PROBLEM TO SOLVE
Find every line below that contains the word "view" and copy it out.

SUPPLIED DATA

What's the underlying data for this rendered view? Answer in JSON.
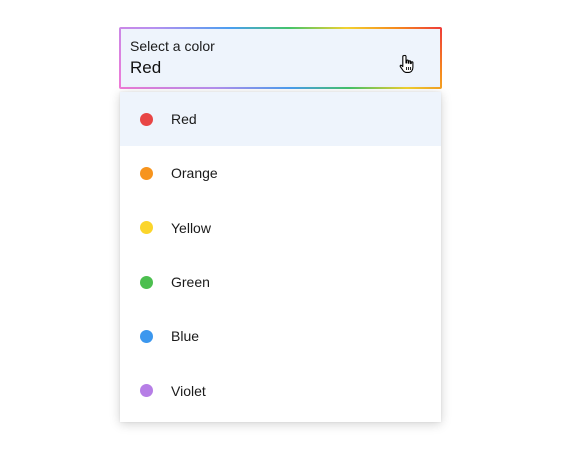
{
  "select": {
    "label": "Select a color",
    "value": "Red"
  },
  "options": [
    {
      "label": "Red",
      "color": "#e84545",
      "selected": true
    },
    {
      "label": "Orange",
      "color": "#f7941d",
      "selected": false
    },
    {
      "label": "Yellow",
      "color": "#fbd52b",
      "selected": false
    },
    {
      "label": "Green",
      "color": "#4cbf4f",
      "selected": false
    },
    {
      "label": "Blue",
      "color": "#3c97ee",
      "selected": false
    },
    {
      "label": "Violet",
      "color": "#b67ee6",
      "selected": false
    }
  ],
  "icons": {
    "cursor": "hand-pointer-icon",
    "swatch": "color-dot-icon"
  }
}
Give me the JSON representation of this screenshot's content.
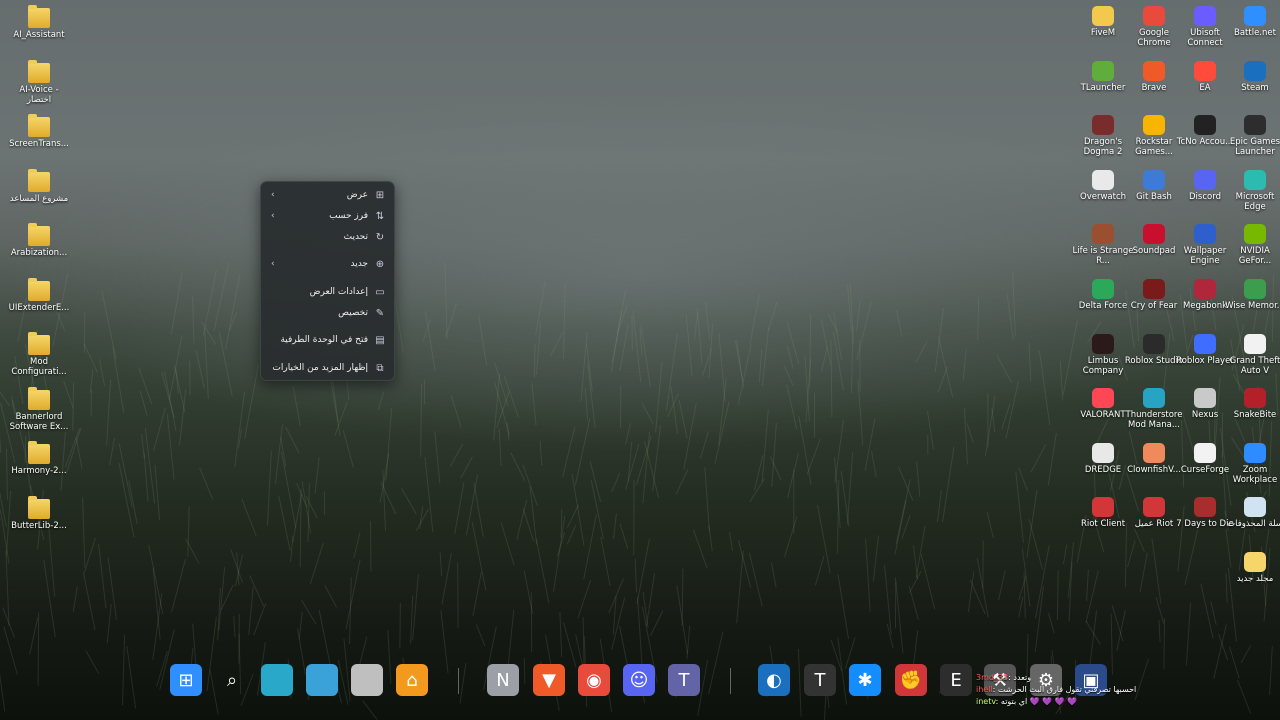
{
  "left_icons": [
    {
      "label": "AI_Assistant",
      "type": "folder"
    },
    {
      "label": "AI-Voice - اختصار",
      "type": "folder"
    },
    {
      "label": "ScreenTrans...",
      "type": "folder"
    },
    {
      "label": "مشروع المساعد",
      "type": "folder"
    },
    {
      "label": "Arabization...",
      "type": "folder"
    },
    {
      "label": "UIExtenderE...",
      "type": "folder"
    },
    {
      "label": "Mod Configurati...",
      "type": "folder"
    },
    {
      "label": "Bannerlord Software Ex...",
      "type": "folder"
    },
    {
      "label": "Harmony-2...",
      "type": "folder"
    },
    {
      "label": "ButterLib-2...",
      "type": "folder"
    }
  ],
  "right_icons": [
    [
      "FiveM",
      "Google Chrome",
      "Ubisoft Connect",
      "Battle.net"
    ],
    [
      "TLauncher",
      "Brave",
      "EA",
      "Steam"
    ],
    [
      "Dragon's Dogma 2",
      "Rockstar Games...",
      "TcNo Accou...",
      "Epic Games Launcher"
    ],
    [
      "Overwatch",
      "Git Bash",
      "Discord",
      "Microsoft Edge"
    ],
    [
      "Life is Strange R...",
      "Soundpad",
      "Wallpaper Engine",
      "NVIDIA GeFor..."
    ],
    [
      "Delta Force",
      "Cry of Fear",
      "Megabonk",
      "Wise Memor..."
    ],
    [
      "Limbus Company",
      "Roblox Studio",
      "Roblox Player",
      "Grand Theft Auto V"
    ],
    [
      "VALORANT",
      "Thunderstore Mod Mana...",
      "Nexus",
      "SnakeBite"
    ],
    [
      "DREDGE",
      "ClownfishV...",
      "CurseForge",
      "Zoom Workplace"
    ],
    [
      "Riot Client",
      "عميل Riot",
      "7 Days to Die",
      "سلة المحذوفات"
    ],
    [
      "",
      "",
      "",
      "مجلد جديد"
    ]
  ],
  "right_icon_colors": [
    [
      "#f2c94c",
      "#e84b3c",
      "#6a5cff",
      "#2f8fff"
    ],
    [
      "#5fae3c",
      "#f05a28",
      "#ff4b3a",
      "#1b6fbf"
    ],
    [
      "#7a2c2c",
      "#f7b500",
      "#222222",
      "#2d2d2d"
    ],
    [
      "#e9e9e9",
      "#3d7bd6",
      "#5865f2",
      "#2bbbb0"
    ],
    [
      "#9a5030",
      "#c8102e",
      "#2f5fcc",
      "#76b900"
    ],
    [
      "#2ba85a",
      "#7a1b1b",
      "#b0263b",
      "#3b9d4d"
    ],
    [
      "#2a1a1a",
      "#2b2b2b",
      "#3e6dff",
      "#f2f2f2"
    ],
    [
      "#ff4655",
      "#27a3c3",
      "#c9c9c9",
      "#b3202a"
    ],
    [
      "#e8e8e8",
      "#f08a5d",
      "#f2f2f2",
      "#2d8cff"
    ],
    [
      "#d13639",
      "#d13639",
      "#a82d2d",
      "#cfe3f2"
    ],
    [
      "",
      "",
      "",
      "#f6d66a"
    ]
  ],
  "context_menu": {
    "items": [
      {
        "label": "عرض",
        "icon": "grid-icon",
        "glyph": "⊞",
        "submenu": true
      },
      {
        "label": "فرز حسب",
        "icon": "sort-icon",
        "glyph": "⇅",
        "submenu": true
      },
      {
        "label": "تحديث",
        "icon": "refresh-icon",
        "glyph": "↻",
        "submenu": false
      },
      {
        "label": "جديد",
        "icon": "new-icon",
        "glyph": "⊕",
        "submenu": true
      },
      {
        "label": "إعدادات العرض",
        "icon": "display-icon",
        "glyph": "▭",
        "submenu": false
      },
      {
        "label": "تخصيص",
        "icon": "brush-icon",
        "glyph": "✎",
        "submenu": false
      },
      {
        "label": "فتح في الوحدة الطرفية",
        "icon": "terminal-icon",
        "glyph": "▤",
        "submenu": false
      },
      {
        "label": "إظهار المزيد من الخيارات",
        "icon": "more-options-icon",
        "glyph": "⧉",
        "submenu": false
      }
    ],
    "chevron": "‹"
  },
  "taskbar": {
    "items": [
      {
        "name": "start",
        "color": "#2f8fff",
        "glyph": "⊞"
      },
      {
        "name": "search",
        "color": "transparent",
        "glyph": "⌕"
      },
      {
        "name": "task-view",
        "color": "#2aa8c9",
        "glyph": ""
      },
      {
        "name": "explorer-window",
        "color": "#3aa2d8",
        "glyph": ""
      },
      {
        "name": "capsule",
        "color": "#bfbfbf",
        "glyph": ""
      },
      {
        "name": "home",
        "color": "#f39a1e",
        "glyph": "⌂"
      },
      {
        "name": "nexus",
        "color": "#9aa0a6",
        "glyph": "N"
      },
      {
        "name": "brave",
        "color": "#f05a28",
        "glyph": "▼"
      },
      {
        "name": "chrome",
        "color": "#e84b3c",
        "glyph": "◉"
      },
      {
        "name": "discord",
        "color": "#5865f2",
        "glyph": "☺"
      },
      {
        "name": "teams",
        "color": "#6264a7",
        "glyph": "T"
      },
      {
        "name": "steam",
        "color": "#1b6fbf",
        "glyph": "◐"
      },
      {
        "name": "tcno",
        "color": "#333333",
        "glyph": "T"
      },
      {
        "name": "battlenet",
        "color": "#148eff",
        "glyph": "✱"
      },
      {
        "name": "riot",
        "color": "#d13639",
        "glyph": "✊"
      },
      {
        "name": "epic",
        "color": "#2d2d2d",
        "glyph": "E"
      },
      {
        "name": "tool",
        "color": "#555555",
        "glyph": "⚒"
      },
      {
        "name": "settings",
        "color": "#666666",
        "glyph": "⚙"
      },
      {
        "name": "capture",
        "color": "#2a4a8a",
        "glyph": "▣"
      }
    ]
  },
  "chat_overlay": {
    "lines": [
      {
        "user": "3md_33",
        "text": ": وتعدد",
        "user_color": "#ff5a5a"
      },
      {
        "user": "ihell",
        "text": ": احسبها تصرفني تقول فارق البث الحرشت",
        "user_color": "#ff5a5a"
      },
      {
        "user": "inetv",
        "text": ": اي بتوته 💜 💜 💜 💜",
        "user_color": "#c9ff6a"
      }
    ]
  }
}
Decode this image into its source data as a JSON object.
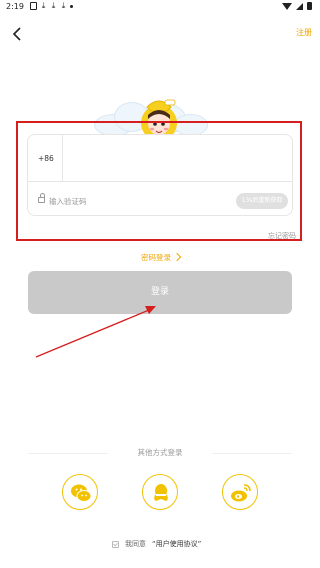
{
  "status_bar": {
    "time": "2:19"
  },
  "header": {
    "register_label": "注册"
  },
  "form": {
    "country_code": "+86",
    "phone_value": "",
    "code_placeholder": "输入验证码",
    "resend_label": "13s后重新获取"
  },
  "links": {
    "forgot": "忘记密码",
    "password_login": "密码登录"
  },
  "login_button_label": "登录",
  "other_login": {
    "label": "其他方式登录",
    "methods": [
      "wechat",
      "qq",
      "weibo"
    ]
  },
  "agreement": {
    "prefix": "我同意",
    "link": "“用户使用协议”"
  },
  "colors": {
    "accent": "#f0a500",
    "highlight": "#d71e1e",
    "button_disabled": "#c9c9c9"
  },
  "icons": {
    "back": "chevron-left-icon",
    "lock": "lock-icon",
    "wechat": "wechat-icon",
    "qq": "qq-icon",
    "weibo": "weibo-icon"
  }
}
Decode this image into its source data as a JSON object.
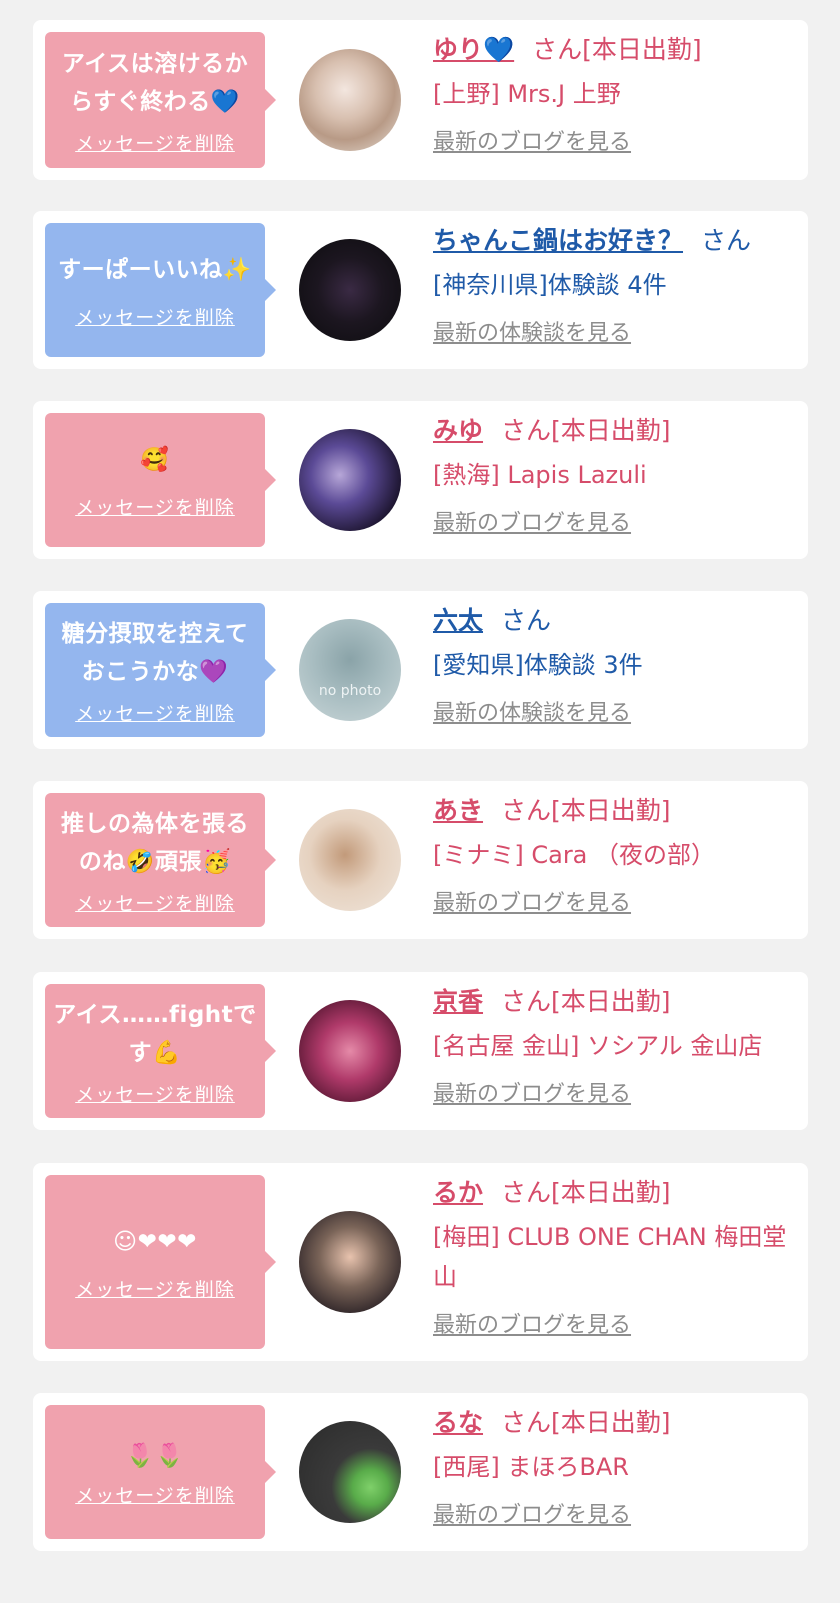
{
  "delete_label": "メッセージを削除",
  "colors": {
    "pink_bubble": "#f0a2ae",
    "blue_bubble": "#94b6ee",
    "pink_text": "#d64c6a",
    "blue_text": "#1f5aa8"
  },
  "items": [
    {
      "message": "アイスは溶けるからすぐ終わる💙",
      "name": "ゆり💙",
      "suffix": "さん[本日出勤]",
      "shop": "[上野] Mrs.J 上野",
      "link": "最新のブログを見る"
    },
    {
      "message": "すーぱーいいね✨",
      "name": "ちゃんこ鍋はお好き？",
      "suffix": "さん",
      "shop": "[神奈川県]体験談 4件",
      "link": "最新の体験談を見る"
    },
    {
      "message": "🥰",
      "name": "みゆ",
      "suffix": "さん[本日出勤]",
      "shop": "[熱海] Lapis Lazuli",
      "link": "最新のブログを見る"
    },
    {
      "message": "糖分摂取を控えておこうかな💜",
      "name": "六太",
      "suffix": "さん",
      "shop": "[愛知県]体験談 3件",
      "link": "最新の体験談を見る",
      "avatar_text": "no photo"
    },
    {
      "message": "推しの為体を張るのね🤣頑張🥳",
      "name": "あき",
      "suffix": "さん[本日出勤]",
      "shop": "[ミナミ] Cara （夜の部）",
      "link": "最新のブログを見る"
    },
    {
      "message": "アイス……fightです💪",
      "name": "京香",
      "suffix": "さん[本日出勤]",
      "shop": "[名古屋 金山] ソシアル 金山店",
      "link": "最新のブログを見る"
    },
    {
      "message": "☺❤❤❤",
      "name": "るか",
      "suffix": "さん[本日出勤]",
      "shop": "[梅田] CLUB ONE CHAN 梅田堂山",
      "link": "最新のブログを見る"
    },
    {
      "message": "🌷🌷",
      "name": "るな",
      "suffix": "さん[本日出勤]",
      "shop": "[西尾] まほろBAR",
      "link": "最新のブログを見る"
    }
  ]
}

EXPECTED ANSWER
What's the underlying data for this rendered view? Answer in JSON.
        "name": "task-view",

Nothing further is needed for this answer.